With the line containing "Transcribe the text in this document." as the first line and the last line of the records as the final one, reproduce that range exactly.

Recorded data:
----------

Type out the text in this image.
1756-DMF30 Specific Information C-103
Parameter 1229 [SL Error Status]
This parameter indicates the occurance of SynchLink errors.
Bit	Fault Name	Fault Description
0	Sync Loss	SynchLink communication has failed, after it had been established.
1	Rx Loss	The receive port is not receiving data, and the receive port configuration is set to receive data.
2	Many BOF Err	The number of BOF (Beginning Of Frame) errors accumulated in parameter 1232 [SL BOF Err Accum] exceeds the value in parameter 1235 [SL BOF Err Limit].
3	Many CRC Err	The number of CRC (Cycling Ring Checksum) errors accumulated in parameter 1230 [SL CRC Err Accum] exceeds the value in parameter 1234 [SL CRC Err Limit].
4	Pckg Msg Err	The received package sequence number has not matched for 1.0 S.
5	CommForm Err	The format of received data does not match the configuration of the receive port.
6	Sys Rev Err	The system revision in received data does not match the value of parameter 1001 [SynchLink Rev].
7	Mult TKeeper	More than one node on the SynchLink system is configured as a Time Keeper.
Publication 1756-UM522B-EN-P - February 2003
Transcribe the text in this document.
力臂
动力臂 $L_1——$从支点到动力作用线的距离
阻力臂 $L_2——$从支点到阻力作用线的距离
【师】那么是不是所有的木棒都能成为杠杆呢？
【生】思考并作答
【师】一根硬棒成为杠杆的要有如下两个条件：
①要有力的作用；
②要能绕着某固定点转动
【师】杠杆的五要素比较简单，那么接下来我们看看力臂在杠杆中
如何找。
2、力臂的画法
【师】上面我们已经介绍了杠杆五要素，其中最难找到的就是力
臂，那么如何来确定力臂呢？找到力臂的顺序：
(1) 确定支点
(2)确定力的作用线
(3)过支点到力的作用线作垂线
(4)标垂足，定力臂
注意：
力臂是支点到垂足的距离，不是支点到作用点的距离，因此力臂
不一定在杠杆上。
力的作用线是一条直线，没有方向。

----------

◆ **TASK RESPONSE**
Transcribe the text in this document.
力臂
动力臂 $L_1——$从支点到动力作用线的距离
阻力臂 $L_2——$从支点到阻力作用线的距离
【师】那么是不是所有的木棒都能成为杠杆呢？
【生】思考并作答
【师】一根硬棒成为杠杆的要有如下两个条件：
①要有力的作用；
②要能绕着某固定点转动
【师】杠杆的五要素比较简单，那么接下来我们看看力臂在杠杆中
如何找。
2、力臂的画法
【师】上面我们已经介绍了杠杆五要素，其中最难找到的就是力
臂，那么如何来确定力臂呢？找到力臂的顺序：
(1) 确定支点
(2)确定力的作用线
(3)过支点到力的作用线作垂线
(4)标垂足，定力臂
注意：
力臂是支点到垂足的距离，不是支点到作用点的距离，因此力臂
不一定在杠杆上。
力的作用线是一条直线，没有方向。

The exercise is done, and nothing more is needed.